Data excerpts:

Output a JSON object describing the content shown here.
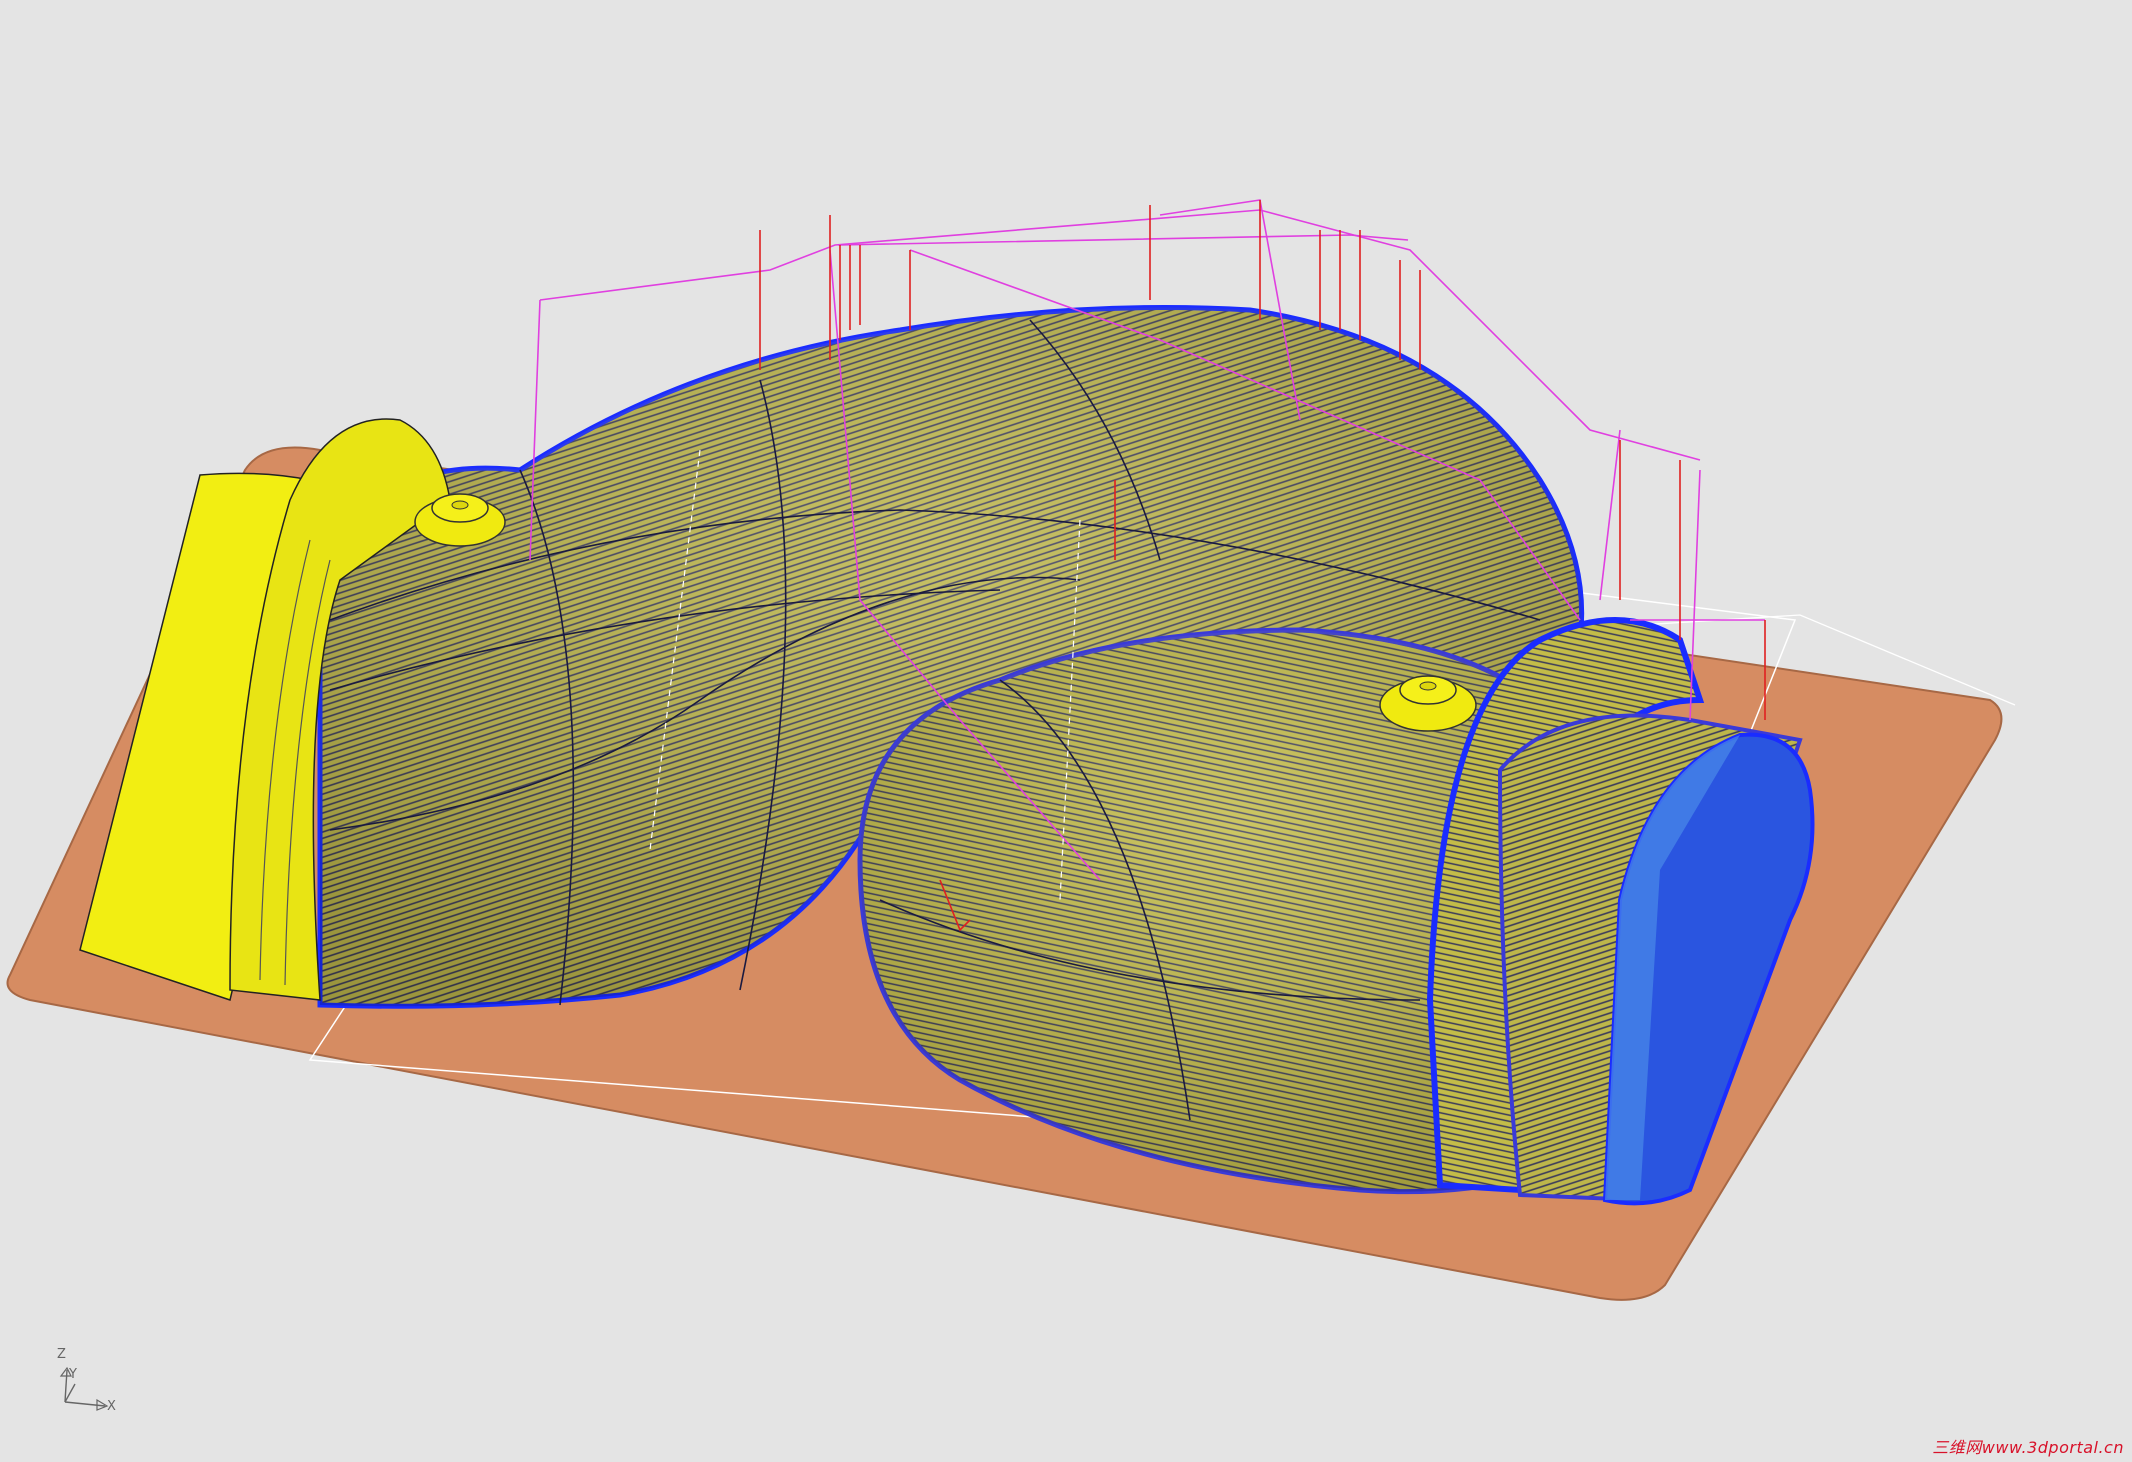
{
  "triad": {
    "z_label": "Z",
    "y_label": "Y",
    "x_label": "X"
  },
  "watermark": {
    "text": "三维网www.3dportal.cn"
  },
  "colors": {
    "background": "#e4e4e4",
    "base_plate": "#d68c62",
    "part_surface": "#c4bd4a",
    "flange_yellow": "#f2ee12",
    "cap_blue": "#2a55e0",
    "toolpath_edge_blue": "#1a2cff",
    "rapid_magenta": "#e040e0",
    "plunge_red": "#e02020",
    "scan_lines": "#2a2a60",
    "boundary_white": "#ffffff"
  },
  "icons": [
    "coordinate-triad-icon"
  ]
}
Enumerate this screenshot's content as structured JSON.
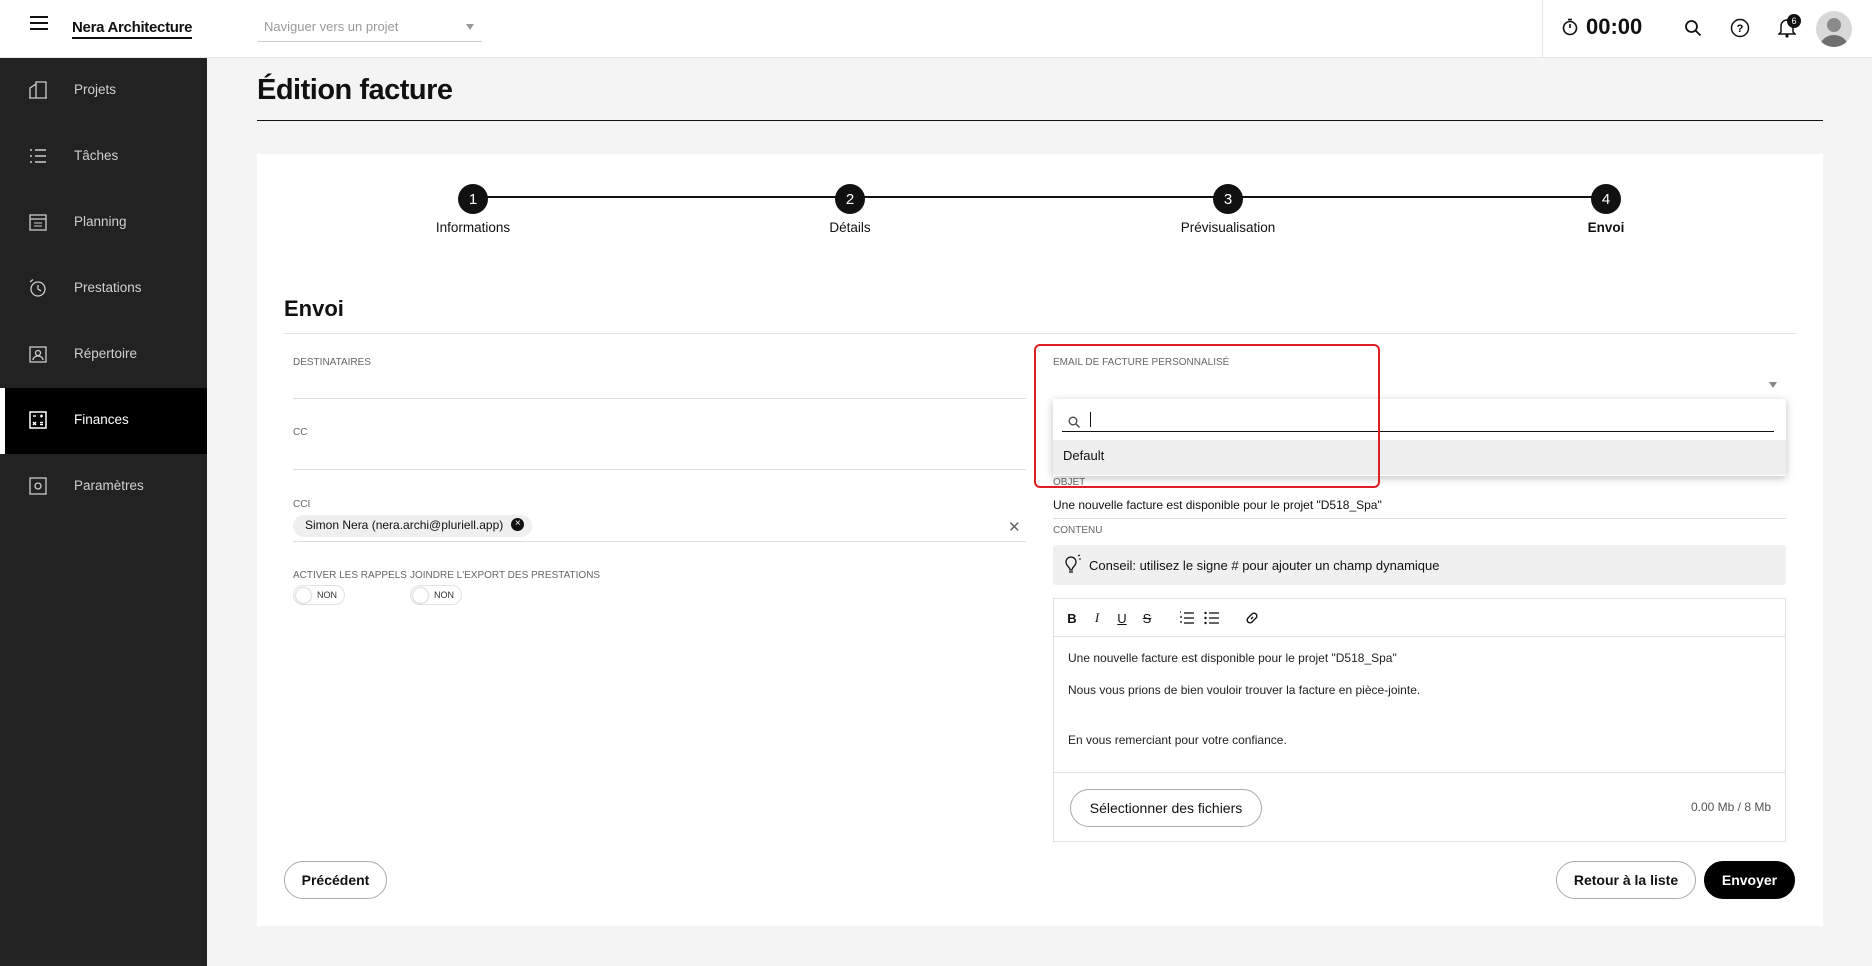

• Written problem:
Copy every line above word for word and exclude the pictures.

• Full answer:
Output a JSON object describing the content shown here.
{
  "triad": {
    "z_label": "Z",
    "y_label": "Y",
    "x_label": "X"
  },
  "watermark": {
    "text": "三维网www.3dportal.cn"
  },
  "colors": {
    "background": "#e4e4e4",
    "base_plate": "#d68c62",
    "part_surface": "#c4bd4a",
    "flange_yellow": "#f2ee12",
    "cap_blue": "#2a55e0",
    "toolpath_edge_blue": "#1a2cff",
    "rapid_magenta": "#e040e0",
    "plunge_red": "#e02020",
    "scan_lines": "#2a2a60",
    "boundary_white": "#ffffff"
  },
  "icons": [
    "coordinate-triad-icon"
  ]
}
Enumerate this screenshot's content as structured JSON.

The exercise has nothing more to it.